MATERIAL FOR THE TASK —
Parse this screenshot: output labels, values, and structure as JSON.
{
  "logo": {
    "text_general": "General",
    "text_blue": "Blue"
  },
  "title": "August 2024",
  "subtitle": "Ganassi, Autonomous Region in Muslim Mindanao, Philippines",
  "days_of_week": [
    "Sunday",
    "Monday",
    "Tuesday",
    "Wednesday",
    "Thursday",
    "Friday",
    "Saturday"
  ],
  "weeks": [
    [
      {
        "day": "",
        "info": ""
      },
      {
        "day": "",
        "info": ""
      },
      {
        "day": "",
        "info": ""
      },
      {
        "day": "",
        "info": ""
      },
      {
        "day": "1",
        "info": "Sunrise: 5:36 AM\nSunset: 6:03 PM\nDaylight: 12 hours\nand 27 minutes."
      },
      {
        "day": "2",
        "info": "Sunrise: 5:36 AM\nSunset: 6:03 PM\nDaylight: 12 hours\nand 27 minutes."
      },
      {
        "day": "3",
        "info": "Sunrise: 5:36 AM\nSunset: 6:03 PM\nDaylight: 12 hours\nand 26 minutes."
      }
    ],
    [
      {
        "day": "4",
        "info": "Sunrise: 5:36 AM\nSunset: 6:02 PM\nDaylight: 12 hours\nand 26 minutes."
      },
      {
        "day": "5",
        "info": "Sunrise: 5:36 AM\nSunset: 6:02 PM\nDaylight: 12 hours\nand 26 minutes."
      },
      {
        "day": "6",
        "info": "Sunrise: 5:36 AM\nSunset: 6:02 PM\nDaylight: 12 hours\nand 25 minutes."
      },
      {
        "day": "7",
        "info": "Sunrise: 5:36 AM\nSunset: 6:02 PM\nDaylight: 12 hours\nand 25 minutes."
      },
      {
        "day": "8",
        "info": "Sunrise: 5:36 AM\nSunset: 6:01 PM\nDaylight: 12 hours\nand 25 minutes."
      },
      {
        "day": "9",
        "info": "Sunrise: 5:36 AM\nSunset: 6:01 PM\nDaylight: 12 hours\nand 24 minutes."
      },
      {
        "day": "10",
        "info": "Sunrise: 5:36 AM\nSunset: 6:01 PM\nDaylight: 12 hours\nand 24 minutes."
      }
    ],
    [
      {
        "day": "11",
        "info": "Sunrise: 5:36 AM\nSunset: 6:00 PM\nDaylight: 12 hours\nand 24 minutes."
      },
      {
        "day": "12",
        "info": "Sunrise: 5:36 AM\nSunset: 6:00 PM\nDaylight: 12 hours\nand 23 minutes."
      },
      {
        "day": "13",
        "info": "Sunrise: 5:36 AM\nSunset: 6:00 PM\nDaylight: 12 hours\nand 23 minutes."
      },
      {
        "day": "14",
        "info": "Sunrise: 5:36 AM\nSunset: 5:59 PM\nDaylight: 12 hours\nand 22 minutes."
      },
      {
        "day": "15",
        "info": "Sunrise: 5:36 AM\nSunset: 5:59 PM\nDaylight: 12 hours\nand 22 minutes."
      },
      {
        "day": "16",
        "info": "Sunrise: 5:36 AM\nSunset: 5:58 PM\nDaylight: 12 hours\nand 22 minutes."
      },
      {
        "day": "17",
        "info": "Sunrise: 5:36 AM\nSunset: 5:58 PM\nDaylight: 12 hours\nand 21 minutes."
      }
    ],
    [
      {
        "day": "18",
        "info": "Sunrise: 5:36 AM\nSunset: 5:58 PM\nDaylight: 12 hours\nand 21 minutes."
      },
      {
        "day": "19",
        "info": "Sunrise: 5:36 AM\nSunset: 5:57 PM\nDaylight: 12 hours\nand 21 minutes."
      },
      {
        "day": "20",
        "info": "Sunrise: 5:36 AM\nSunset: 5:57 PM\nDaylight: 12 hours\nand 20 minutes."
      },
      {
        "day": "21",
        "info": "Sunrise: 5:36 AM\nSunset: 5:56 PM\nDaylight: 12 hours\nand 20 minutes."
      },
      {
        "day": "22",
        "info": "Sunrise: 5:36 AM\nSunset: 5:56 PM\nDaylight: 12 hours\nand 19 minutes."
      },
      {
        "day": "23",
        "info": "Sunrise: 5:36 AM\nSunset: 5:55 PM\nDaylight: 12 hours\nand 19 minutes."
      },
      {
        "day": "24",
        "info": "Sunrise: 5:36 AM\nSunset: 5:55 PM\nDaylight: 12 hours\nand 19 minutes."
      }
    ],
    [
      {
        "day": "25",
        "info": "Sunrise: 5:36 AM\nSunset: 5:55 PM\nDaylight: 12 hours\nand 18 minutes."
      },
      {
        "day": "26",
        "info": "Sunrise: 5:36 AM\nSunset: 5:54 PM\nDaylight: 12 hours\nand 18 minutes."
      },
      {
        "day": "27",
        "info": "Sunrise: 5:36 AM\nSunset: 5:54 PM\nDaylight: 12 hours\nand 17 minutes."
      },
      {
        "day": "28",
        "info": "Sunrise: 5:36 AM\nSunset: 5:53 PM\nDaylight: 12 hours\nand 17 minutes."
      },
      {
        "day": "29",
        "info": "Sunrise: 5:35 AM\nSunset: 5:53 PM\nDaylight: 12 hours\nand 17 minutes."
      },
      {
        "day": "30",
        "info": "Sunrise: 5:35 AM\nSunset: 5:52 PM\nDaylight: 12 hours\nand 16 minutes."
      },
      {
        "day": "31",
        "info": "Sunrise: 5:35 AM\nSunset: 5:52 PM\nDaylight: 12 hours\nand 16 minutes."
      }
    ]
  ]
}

EXERCISE AIM — All of the entries must be written out exactly as they stand.

OUTPUT FOR THIS TASK —
Parse this screenshot: output labels, values, and structure as JSON.
{
  "logo": {
    "text_general": "General",
    "text_blue": "Blue"
  },
  "title": "August 2024",
  "subtitle": "Ganassi, Autonomous Region in Muslim Mindanao, Philippines",
  "days_of_week": [
    "Sunday",
    "Monday",
    "Tuesday",
    "Wednesday",
    "Thursday",
    "Friday",
    "Saturday"
  ],
  "weeks": [
    [
      {
        "day": "",
        "info": ""
      },
      {
        "day": "",
        "info": ""
      },
      {
        "day": "",
        "info": ""
      },
      {
        "day": "",
        "info": ""
      },
      {
        "day": "1",
        "info": "Sunrise: 5:36 AM\nSunset: 6:03 PM\nDaylight: 12 hours\nand 27 minutes."
      },
      {
        "day": "2",
        "info": "Sunrise: 5:36 AM\nSunset: 6:03 PM\nDaylight: 12 hours\nand 27 minutes."
      },
      {
        "day": "3",
        "info": "Sunrise: 5:36 AM\nSunset: 6:03 PM\nDaylight: 12 hours\nand 26 minutes."
      }
    ],
    [
      {
        "day": "4",
        "info": "Sunrise: 5:36 AM\nSunset: 6:02 PM\nDaylight: 12 hours\nand 26 minutes."
      },
      {
        "day": "5",
        "info": "Sunrise: 5:36 AM\nSunset: 6:02 PM\nDaylight: 12 hours\nand 26 minutes."
      },
      {
        "day": "6",
        "info": "Sunrise: 5:36 AM\nSunset: 6:02 PM\nDaylight: 12 hours\nand 25 minutes."
      },
      {
        "day": "7",
        "info": "Sunrise: 5:36 AM\nSunset: 6:02 PM\nDaylight: 12 hours\nand 25 minutes."
      },
      {
        "day": "8",
        "info": "Sunrise: 5:36 AM\nSunset: 6:01 PM\nDaylight: 12 hours\nand 25 minutes."
      },
      {
        "day": "9",
        "info": "Sunrise: 5:36 AM\nSunset: 6:01 PM\nDaylight: 12 hours\nand 24 minutes."
      },
      {
        "day": "10",
        "info": "Sunrise: 5:36 AM\nSunset: 6:01 PM\nDaylight: 12 hours\nand 24 minutes."
      }
    ],
    [
      {
        "day": "11",
        "info": "Sunrise: 5:36 AM\nSunset: 6:00 PM\nDaylight: 12 hours\nand 24 minutes."
      },
      {
        "day": "12",
        "info": "Sunrise: 5:36 AM\nSunset: 6:00 PM\nDaylight: 12 hours\nand 23 minutes."
      },
      {
        "day": "13",
        "info": "Sunrise: 5:36 AM\nSunset: 6:00 PM\nDaylight: 12 hours\nand 23 minutes."
      },
      {
        "day": "14",
        "info": "Sunrise: 5:36 AM\nSunset: 5:59 PM\nDaylight: 12 hours\nand 22 minutes."
      },
      {
        "day": "15",
        "info": "Sunrise: 5:36 AM\nSunset: 5:59 PM\nDaylight: 12 hours\nand 22 minutes."
      },
      {
        "day": "16",
        "info": "Sunrise: 5:36 AM\nSunset: 5:58 PM\nDaylight: 12 hours\nand 22 minutes."
      },
      {
        "day": "17",
        "info": "Sunrise: 5:36 AM\nSunset: 5:58 PM\nDaylight: 12 hours\nand 21 minutes."
      }
    ],
    [
      {
        "day": "18",
        "info": "Sunrise: 5:36 AM\nSunset: 5:58 PM\nDaylight: 12 hours\nand 21 minutes."
      },
      {
        "day": "19",
        "info": "Sunrise: 5:36 AM\nSunset: 5:57 PM\nDaylight: 12 hours\nand 21 minutes."
      },
      {
        "day": "20",
        "info": "Sunrise: 5:36 AM\nSunset: 5:57 PM\nDaylight: 12 hours\nand 20 minutes."
      },
      {
        "day": "21",
        "info": "Sunrise: 5:36 AM\nSunset: 5:56 PM\nDaylight: 12 hours\nand 20 minutes."
      },
      {
        "day": "22",
        "info": "Sunrise: 5:36 AM\nSunset: 5:56 PM\nDaylight: 12 hours\nand 19 minutes."
      },
      {
        "day": "23",
        "info": "Sunrise: 5:36 AM\nSunset: 5:55 PM\nDaylight: 12 hours\nand 19 minutes."
      },
      {
        "day": "24",
        "info": "Sunrise: 5:36 AM\nSunset: 5:55 PM\nDaylight: 12 hours\nand 19 minutes."
      }
    ],
    [
      {
        "day": "25",
        "info": "Sunrise: 5:36 AM\nSunset: 5:55 PM\nDaylight: 12 hours\nand 18 minutes."
      },
      {
        "day": "26",
        "info": "Sunrise: 5:36 AM\nSunset: 5:54 PM\nDaylight: 12 hours\nand 18 minutes."
      },
      {
        "day": "27",
        "info": "Sunrise: 5:36 AM\nSunset: 5:54 PM\nDaylight: 12 hours\nand 17 minutes."
      },
      {
        "day": "28",
        "info": "Sunrise: 5:36 AM\nSunset: 5:53 PM\nDaylight: 12 hours\nand 17 minutes."
      },
      {
        "day": "29",
        "info": "Sunrise: 5:35 AM\nSunset: 5:53 PM\nDaylight: 12 hours\nand 17 minutes."
      },
      {
        "day": "30",
        "info": "Sunrise: 5:35 AM\nSunset: 5:52 PM\nDaylight: 12 hours\nand 16 minutes."
      },
      {
        "day": "31",
        "info": "Sunrise: 5:35 AM\nSunset: 5:52 PM\nDaylight: 12 hours\nand 16 minutes."
      }
    ]
  ]
}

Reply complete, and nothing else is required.